— What you have to do —
Provide an exact transcription of all the records.

>> Start

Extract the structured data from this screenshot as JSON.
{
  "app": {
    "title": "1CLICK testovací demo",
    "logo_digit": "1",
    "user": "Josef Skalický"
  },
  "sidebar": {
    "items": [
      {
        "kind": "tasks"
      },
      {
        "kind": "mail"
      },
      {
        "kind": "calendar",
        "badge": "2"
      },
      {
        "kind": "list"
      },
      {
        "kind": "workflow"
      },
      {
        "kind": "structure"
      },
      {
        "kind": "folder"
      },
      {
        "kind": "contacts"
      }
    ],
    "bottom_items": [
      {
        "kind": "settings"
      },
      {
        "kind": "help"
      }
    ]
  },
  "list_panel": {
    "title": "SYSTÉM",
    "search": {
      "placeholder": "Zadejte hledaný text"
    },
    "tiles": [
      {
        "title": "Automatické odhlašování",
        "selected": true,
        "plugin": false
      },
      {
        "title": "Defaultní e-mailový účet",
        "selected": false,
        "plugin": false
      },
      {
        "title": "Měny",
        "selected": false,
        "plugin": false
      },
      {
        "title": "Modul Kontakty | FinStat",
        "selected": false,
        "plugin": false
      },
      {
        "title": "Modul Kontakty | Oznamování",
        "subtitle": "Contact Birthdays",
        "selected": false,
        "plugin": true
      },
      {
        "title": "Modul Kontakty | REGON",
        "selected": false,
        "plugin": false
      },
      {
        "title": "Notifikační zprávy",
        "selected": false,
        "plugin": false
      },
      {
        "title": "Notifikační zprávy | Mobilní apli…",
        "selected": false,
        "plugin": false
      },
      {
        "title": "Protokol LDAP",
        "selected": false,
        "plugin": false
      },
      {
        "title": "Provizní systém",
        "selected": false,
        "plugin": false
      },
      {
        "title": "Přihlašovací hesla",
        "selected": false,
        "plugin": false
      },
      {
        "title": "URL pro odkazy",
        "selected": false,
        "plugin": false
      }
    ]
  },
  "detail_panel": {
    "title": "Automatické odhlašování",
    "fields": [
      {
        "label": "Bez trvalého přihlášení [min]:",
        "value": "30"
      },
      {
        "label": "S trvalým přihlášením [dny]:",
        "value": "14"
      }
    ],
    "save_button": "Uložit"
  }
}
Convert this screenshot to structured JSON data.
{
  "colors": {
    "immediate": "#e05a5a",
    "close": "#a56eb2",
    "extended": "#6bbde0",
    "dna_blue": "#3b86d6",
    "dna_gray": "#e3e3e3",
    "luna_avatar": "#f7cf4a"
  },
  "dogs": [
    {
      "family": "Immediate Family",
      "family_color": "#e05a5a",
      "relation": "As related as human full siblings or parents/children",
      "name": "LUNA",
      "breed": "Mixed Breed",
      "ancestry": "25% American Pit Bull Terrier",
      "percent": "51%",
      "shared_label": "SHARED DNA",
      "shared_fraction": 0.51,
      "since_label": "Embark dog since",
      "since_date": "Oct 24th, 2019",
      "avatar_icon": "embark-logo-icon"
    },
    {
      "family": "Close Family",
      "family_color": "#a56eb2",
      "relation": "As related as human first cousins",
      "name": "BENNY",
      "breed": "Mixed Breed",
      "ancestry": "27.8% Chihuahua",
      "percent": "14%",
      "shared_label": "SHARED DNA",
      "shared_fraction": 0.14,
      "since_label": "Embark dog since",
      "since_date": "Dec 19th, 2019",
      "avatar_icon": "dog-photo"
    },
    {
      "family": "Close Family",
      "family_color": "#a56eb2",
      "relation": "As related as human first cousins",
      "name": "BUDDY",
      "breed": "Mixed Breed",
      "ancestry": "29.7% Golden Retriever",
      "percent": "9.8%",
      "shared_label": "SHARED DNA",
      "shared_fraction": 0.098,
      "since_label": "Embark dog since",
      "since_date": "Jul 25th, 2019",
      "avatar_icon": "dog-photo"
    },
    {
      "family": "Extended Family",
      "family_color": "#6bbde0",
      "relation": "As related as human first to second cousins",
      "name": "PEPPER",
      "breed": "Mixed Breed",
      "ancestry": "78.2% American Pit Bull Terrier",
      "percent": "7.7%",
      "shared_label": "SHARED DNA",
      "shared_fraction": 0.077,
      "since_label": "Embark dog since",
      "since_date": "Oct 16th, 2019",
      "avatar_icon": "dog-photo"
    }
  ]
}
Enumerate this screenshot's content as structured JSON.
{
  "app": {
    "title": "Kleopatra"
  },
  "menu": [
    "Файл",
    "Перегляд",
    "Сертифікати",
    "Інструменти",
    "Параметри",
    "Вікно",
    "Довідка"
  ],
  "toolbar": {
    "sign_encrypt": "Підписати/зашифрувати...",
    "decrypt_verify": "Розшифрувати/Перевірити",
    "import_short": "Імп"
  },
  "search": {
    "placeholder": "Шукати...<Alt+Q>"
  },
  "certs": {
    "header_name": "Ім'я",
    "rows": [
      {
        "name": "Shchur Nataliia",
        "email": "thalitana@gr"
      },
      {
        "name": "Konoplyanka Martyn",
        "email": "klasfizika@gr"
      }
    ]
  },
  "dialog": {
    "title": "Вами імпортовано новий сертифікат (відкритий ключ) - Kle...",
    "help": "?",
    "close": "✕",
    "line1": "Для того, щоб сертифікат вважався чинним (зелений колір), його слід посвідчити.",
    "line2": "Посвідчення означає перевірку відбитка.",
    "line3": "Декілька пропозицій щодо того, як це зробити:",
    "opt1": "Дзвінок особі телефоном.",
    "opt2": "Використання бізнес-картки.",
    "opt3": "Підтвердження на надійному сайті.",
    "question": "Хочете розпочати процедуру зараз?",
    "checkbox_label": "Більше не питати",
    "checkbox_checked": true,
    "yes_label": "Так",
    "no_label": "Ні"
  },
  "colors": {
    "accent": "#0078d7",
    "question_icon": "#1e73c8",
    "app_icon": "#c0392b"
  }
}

>> End

— Response for this exercise —
Extract the structured data from this screenshot as JSON.
{
  "app": {
    "title": "1CLICK testovací demo",
    "logo_digit": "1",
    "user": "Josef Skalický"
  },
  "sidebar": {
    "items": [
      {
        "kind": "tasks"
      },
      {
        "kind": "mail"
      },
      {
        "kind": "calendar",
        "badge": "2"
      },
      {
        "kind": "list"
      },
      {
        "kind": "workflow"
      },
      {
        "kind": "structure"
      },
      {
        "kind": "folder"
      },
      {
        "kind": "contacts"
      }
    ],
    "bottom_items": [
      {
        "kind": "settings"
      },
      {
        "kind": "help"
      }
    ]
  },
  "list_panel": {
    "title": "SYSTÉM",
    "search": {
      "placeholder": "Zadejte hledaný text"
    },
    "tiles": [
      {
        "title": "Automatické odhlašování",
        "selected": true,
        "plugin": false
      },
      {
        "title": "Defaultní e-mailový účet",
        "selected": false,
        "plugin": false
      },
      {
        "title": "Měny",
        "selected": false,
        "plugin": false
      },
      {
        "title": "Modul Kontakty | FinStat",
        "selected": false,
        "plugin": false
      },
      {
        "title": "Modul Kontakty | Oznamování",
        "subtitle": "Contact Birthdays",
        "selected": false,
        "plugin": true
      },
      {
        "title": "Modul Kontakty | REGON",
        "selected": false,
        "plugin": false
      },
      {
        "title": "Notifikační zprávy",
        "selected": false,
        "plugin": false
      },
      {
        "title": "Notifikační zprávy | Mobilní apli…",
        "selected": false,
        "plugin": false
      },
      {
        "title": "Protokol LDAP",
        "selected": false,
        "plugin": false
      },
      {
        "title": "Provizní systém",
        "selected": false,
        "plugin": false
      },
      {
        "title": "Přihlašovací hesla",
        "selected": false,
        "plugin": false
      },
      {
        "title": "URL pro odkazy",
        "selected": false,
        "plugin": false
      }
    ]
  },
  "detail_panel": {
    "title": "Automatické odhlašování",
    "fields": [
      {
        "label": "Bez trvalého přihlášení [min]:",
        "value": "30"
      },
      {
        "label": "S trvalým přihlášením [dny]:",
        "value": "14"
      }
    ],
    "save_button": "Uložit"
  }
}
Convert this screenshot to structured JSON data.
{
  "colors": {
    "immediate": "#e05a5a",
    "close": "#a56eb2",
    "extended": "#6bbde0",
    "dna_blue": "#3b86d6",
    "dna_gray": "#e3e3e3",
    "luna_avatar": "#f7cf4a"
  },
  "dogs": [
    {
      "family": "Immediate Family",
      "family_color": "#e05a5a",
      "relation": "As related as human full siblings or parents/children",
      "name": "LUNA",
      "breed": "Mixed Breed",
      "ancestry": "25% American Pit Bull Terrier",
      "percent": "51%",
      "shared_label": "SHARED DNA",
      "shared_fraction": 0.51,
      "since_label": "Embark dog since",
      "since_date": "Oct 24th, 2019",
      "avatar_icon": "embark-logo-icon"
    },
    {
      "family": "Close Family",
      "family_color": "#a56eb2",
      "relation": "As related as human first cousins",
      "name": "BENNY",
      "breed": "Mixed Breed",
      "ancestry": "27.8% Chihuahua",
      "percent": "14%",
      "shared_label": "SHARED DNA",
      "shared_fraction": 0.14,
      "since_label": "Embark dog since",
      "since_date": "Dec 19th, 2019",
      "avatar_icon": "dog-photo"
    },
    {
      "family": "Close Family",
      "family_color": "#a56eb2",
      "relation": "As related as human first cousins",
      "name": "BUDDY",
      "breed": "Mixed Breed",
      "ancestry": "29.7% Golden Retriever",
      "percent": "9.8%",
      "shared_label": "SHARED DNA",
      "shared_fraction": 0.098,
      "since_label": "Embark dog since",
      "since_date": "Jul 25th, 2019",
      "avatar_icon": "dog-photo"
    },
    {
      "family": "Extended Family",
      "family_color": "#6bbde0",
      "relation": "As related as human first to second cousins",
      "name": "PEPPER",
      "breed": "Mixed Breed",
      "ancestry": "78.2% American Pit Bull Terrier",
      "percent": "7.7%",
      "shared_label": "SHARED DNA",
      "shared_fraction": 0.077,
      "since_label": "Embark dog since",
      "since_date": "Oct 16th, 2019",
      "avatar_icon": "dog-photo"
    }
  ]
}
Enumerate this screenshot's content as structured JSON.
{
  "app": {
    "title": "Kleopatra"
  },
  "menu": [
    "Файл",
    "Перегляд",
    "Сертифікати",
    "Інструменти",
    "Параметри",
    "Вікно",
    "Довідка"
  ],
  "toolbar": {
    "sign_encrypt": "Підписати/зашифрувати...",
    "decrypt_verify": "Розшифрувати/Перевірити",
    "import_short": "Імп"
  },
  "search": {
    "placeholder": "Шукати...<Alt+Q>"
  },
  "certs": {
    "header_name": "Ім'я",
    "rows": [
      {
        "name": "Shchur Nataliia",
        "email": "thalitana@gr"
      },
      {
        "name": "Konoplyanka Martyn",
        "email": "klasfizika@gr"
      }
    ]
  },
  "dialog": {
    "title": "Вами імпортовано новий сертифікат (відкритий ключ) - Kle...",
    "help": "?",
    "close": "✕",
    "line1": "Для того, щоб сертифікат вважався чинним (зелений колір), його слід посвідчити.",
    "line2": "Посвідчення означає перевірку відбитка.",
    "line3": "Декілька пропозицій щодо того, як це зробити:",
    "opt1": "Дзвінок особі телефоном.",
    "opt2": "Використання бізнес-картки.",
    "opt3": "Підтвердження на надійному сайті.",
    "question": "Хочете розпочати процедуру зараз?",
    "checkbox_label": "Більше не питати",
    "checkbox_checked": true,
    "yes_label": "Так",
    "no_label": "Ні"
  },
  "colors": {
    "accent": "#0078d7",
    "question_icon": "#1e73c8",
    "app_icon": "#c0392b"
  }
}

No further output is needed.